**WHAT IS BEING ASKED**.
Copy the following listing line for line, without changing a single character.
## Begin
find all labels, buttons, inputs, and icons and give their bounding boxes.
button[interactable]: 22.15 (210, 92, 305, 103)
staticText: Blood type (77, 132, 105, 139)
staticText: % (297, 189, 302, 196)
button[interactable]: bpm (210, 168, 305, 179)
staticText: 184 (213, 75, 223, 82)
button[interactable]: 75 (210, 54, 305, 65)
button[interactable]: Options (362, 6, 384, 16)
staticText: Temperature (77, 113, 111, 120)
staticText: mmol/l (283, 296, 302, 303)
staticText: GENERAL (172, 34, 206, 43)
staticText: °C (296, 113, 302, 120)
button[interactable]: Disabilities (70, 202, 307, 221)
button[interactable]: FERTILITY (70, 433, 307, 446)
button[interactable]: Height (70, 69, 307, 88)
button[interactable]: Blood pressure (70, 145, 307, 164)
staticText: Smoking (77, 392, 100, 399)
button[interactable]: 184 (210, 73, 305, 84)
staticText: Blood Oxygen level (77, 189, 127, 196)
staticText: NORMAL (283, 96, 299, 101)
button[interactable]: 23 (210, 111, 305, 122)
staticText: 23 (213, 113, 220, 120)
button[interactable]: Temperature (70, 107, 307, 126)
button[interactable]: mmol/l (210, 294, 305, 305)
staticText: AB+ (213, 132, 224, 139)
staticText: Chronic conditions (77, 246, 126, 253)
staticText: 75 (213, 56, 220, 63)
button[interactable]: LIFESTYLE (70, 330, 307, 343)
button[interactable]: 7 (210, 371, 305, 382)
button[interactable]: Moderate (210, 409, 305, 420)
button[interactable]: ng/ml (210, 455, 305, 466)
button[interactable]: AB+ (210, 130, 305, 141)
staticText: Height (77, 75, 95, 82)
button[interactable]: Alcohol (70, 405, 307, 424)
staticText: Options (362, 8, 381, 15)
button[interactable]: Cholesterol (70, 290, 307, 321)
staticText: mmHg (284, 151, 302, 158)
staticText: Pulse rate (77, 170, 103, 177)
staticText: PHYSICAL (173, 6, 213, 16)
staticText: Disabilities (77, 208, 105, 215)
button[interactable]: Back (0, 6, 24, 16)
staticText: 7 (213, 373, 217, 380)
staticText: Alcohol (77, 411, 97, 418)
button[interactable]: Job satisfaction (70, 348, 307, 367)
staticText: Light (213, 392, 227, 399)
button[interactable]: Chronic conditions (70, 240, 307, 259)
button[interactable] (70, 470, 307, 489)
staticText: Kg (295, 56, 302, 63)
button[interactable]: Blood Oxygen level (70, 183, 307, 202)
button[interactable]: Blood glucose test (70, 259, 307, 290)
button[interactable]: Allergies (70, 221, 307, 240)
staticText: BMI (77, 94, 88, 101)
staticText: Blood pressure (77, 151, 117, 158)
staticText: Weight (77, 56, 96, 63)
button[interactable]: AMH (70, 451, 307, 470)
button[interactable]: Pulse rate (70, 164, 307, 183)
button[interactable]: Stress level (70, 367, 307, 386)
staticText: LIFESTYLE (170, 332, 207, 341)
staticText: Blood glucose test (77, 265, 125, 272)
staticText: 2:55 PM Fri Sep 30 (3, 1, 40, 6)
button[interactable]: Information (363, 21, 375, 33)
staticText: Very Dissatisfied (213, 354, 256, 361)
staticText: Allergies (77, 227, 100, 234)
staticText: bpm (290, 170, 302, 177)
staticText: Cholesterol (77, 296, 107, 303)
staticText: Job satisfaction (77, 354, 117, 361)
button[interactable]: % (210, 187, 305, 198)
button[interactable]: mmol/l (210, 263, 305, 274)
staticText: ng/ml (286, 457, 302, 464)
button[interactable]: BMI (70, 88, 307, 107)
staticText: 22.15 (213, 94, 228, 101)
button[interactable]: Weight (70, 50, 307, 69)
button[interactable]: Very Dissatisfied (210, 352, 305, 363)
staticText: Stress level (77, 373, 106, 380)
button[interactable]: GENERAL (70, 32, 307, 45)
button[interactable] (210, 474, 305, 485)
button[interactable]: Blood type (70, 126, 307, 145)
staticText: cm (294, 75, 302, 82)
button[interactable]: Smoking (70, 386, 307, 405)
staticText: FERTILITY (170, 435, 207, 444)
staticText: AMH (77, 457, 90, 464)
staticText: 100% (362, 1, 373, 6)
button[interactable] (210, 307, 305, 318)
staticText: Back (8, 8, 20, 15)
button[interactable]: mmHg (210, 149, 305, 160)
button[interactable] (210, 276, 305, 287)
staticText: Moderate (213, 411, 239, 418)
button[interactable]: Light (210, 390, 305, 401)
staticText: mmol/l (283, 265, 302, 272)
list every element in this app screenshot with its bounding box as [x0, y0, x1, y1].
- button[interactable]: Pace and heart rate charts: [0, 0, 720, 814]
## End
**ANSWER TO THE EXERCISE**.
find all labels, buttons, inputs, and icons and give their bounding boxes.
button[interactable]: 22.15 (210, 92, 305, 103)
staticText: Blood type (77, 132, 105, 139)
staticText: % (297, 189, 302, 196)
button[interactable]: bpm (210, 168, 305, 179)
staticText: 184 (213, 75, 223, 82)
button[interactable]: 75 (210, 54, 305, 65)
button[interactable]: Options (362, 6, 384, 16)
staticText: Temperature (77, 113, 111, 120)
staticText: mmol/l (283, 296, 302, 303)
staticText: GENERAL (172, 34, 206, 43)
staticText: °C (296, 113, 302, 120)
button[interactable]: Disabilities (70, 202, 307, 221)
button[interactable]: FERTILITY (70, 433, 307, 446)
button[interactable]: Height (70, 69, 307, 88)
button[interactable]: Blood pressure (70, 145, 307, 164)
staticText: Smoking (77, 392, 100, 399)
button[interactable]: 184 (210, 73, 305, 84)
staticText: Blood Oxygen level (77, 189, 127, 196)
staticText: NORMAL (283, 96, 299, 101)
button[interactable]: 23 (210, 111, 305, 122)
staticText: 23 (213, 113, 220, 120)
button[interactable]: Temperature (70, 107, 307, 126)
button[interactable]: mmol/l (210, 294, 305, 305)
staticText: AB+ (213, 132, 224, 139)
staticText: Chronic conditions (77, 246, 126, 253)
staticText: 75 (213, 56, 220, 63)
button[interactable]: LIFESTYLE (70, 330, 307, 343)
button[interactable]: 7 (210, 371, 305, 382)
button[interactable]: Moderate (210, 409, 305, 420)
button[interactable]: ng/ml (210, 455, 305, 466)
button[interactable]: AB+ (210, 130, 305, 141)
staticText: Height (77, 75, 95, 82)
button[interactable]: Alcohol (70, 405, 307, 424)
staticText: Options (362, 8, 381, 15)
button[interactable]: Cholesterol (70, 290, 307, 321)
staticText: mmHg (284, 151, 302, 158)
staticText: Pulse rate (77, 170, 103, 177)
staticText: PHYSICAL (173, 6, 213, 16)
staticText: Disabilities (77, 208, 105, 215)
button[interactable]: Back (0, 6, 24, 16)
staticText: 7 (213, 373, 217, 380)
staticText: Alcohol (77, 411, 97, 418)
button[interactable]: Job satisfaction (70, 348, 307, 367)
staticText: Light (213, 392, 227, 399)
button[interactable]: Chronic conditions (70, 240, 307, 259)
button[interactable] (70, 470, 307, 489)
staticText: Kg (295, 56, 302, 63)
button[interactable]: Blood Oxygen level (70, 183, 307, 202)
button[interactable]: Blood glucose test (70, 259, 307, 290)
button[interactable]: Allergies (70, 221, 307, 240)
staticText: BMI (77, 94, 88, 101)
staticText: Blood pressure (77, 151, 117, 158)
staticText: Weight (77, 56, 96, 63)
button[interactable]: AMH (70, 451, 307, 470)
button[interactable]: Pulse rate (70, 164, 307, 183)
button[interactable]: Stress level (70, 367, 307, 386)
staticText: LIFESTYLE (170, 332, 207, 341)
staticText: Blood glucose test (77, 265, 125, 272)
staticText: 2:55 PM Fri Sep 30 (3, 1, 40, 6)
button[interactable]: Information (363, 21, 375, 33)
staticText: Very Dissatisfied (213, 354, 256, 361)
staticText: Allergies (77, 227, 100, 234)
staticText: bpm (290, 170, 302, 177)
staticText: Cholesterol (77, 296, 107, 303)
staticText: Job satisfaction (77, 354, 117, 361)
button[interactable]: % (210, 187, 305, 198)
button[interactable]: mmol/l (210, 263, 305, 274)
staticText: ng/ml (286, 457, 302, 464)
button[interactable]: BMI (70, 88, 307, 107)
staticText: 22.15 (213, 94, 228, 101)
button[interactable]: Weight (70, 50, 307, 69)
button[interactable]: Very Dissatisfied (210, 352, 305, 363)
staticText: Stress level (77, 373, 106, 380)
button[interactable]: GENERAL (70, 32, 307, 45)
button[interactable] (210, 474, 305, 485)
button[interactable]: Blood type (70, 126, 307, 145)
staticText: cm (294, 75, 302, 82)
button[interactable]: Smoking (70, 386, 307, 405)
staticText: FERTILITY (170, 435, 207, 444)
staticText: AMH (77, 457, 90, 464)
staticText: 100% (362, 1, 373, 6)
button[interactable] (210, 307, 305, 318)
staticText: Back (8, 8, 20, 15)
button[interactable]: mmHg (210, 149, 305, 160)
button[interactable] (210, 276, 305, 287)
staticText: Moderate (213, 411, 239, 418)
button[interactable]: Light (210, 390, 305, 401)
staticText: mmol/l (283, 265, 302, 272)
list every element in this app screenshot with its bounding box as [x0, y0, x1, y1].
- button[interactable]: Pace and heart rate charts: [0, 0, 720, 814]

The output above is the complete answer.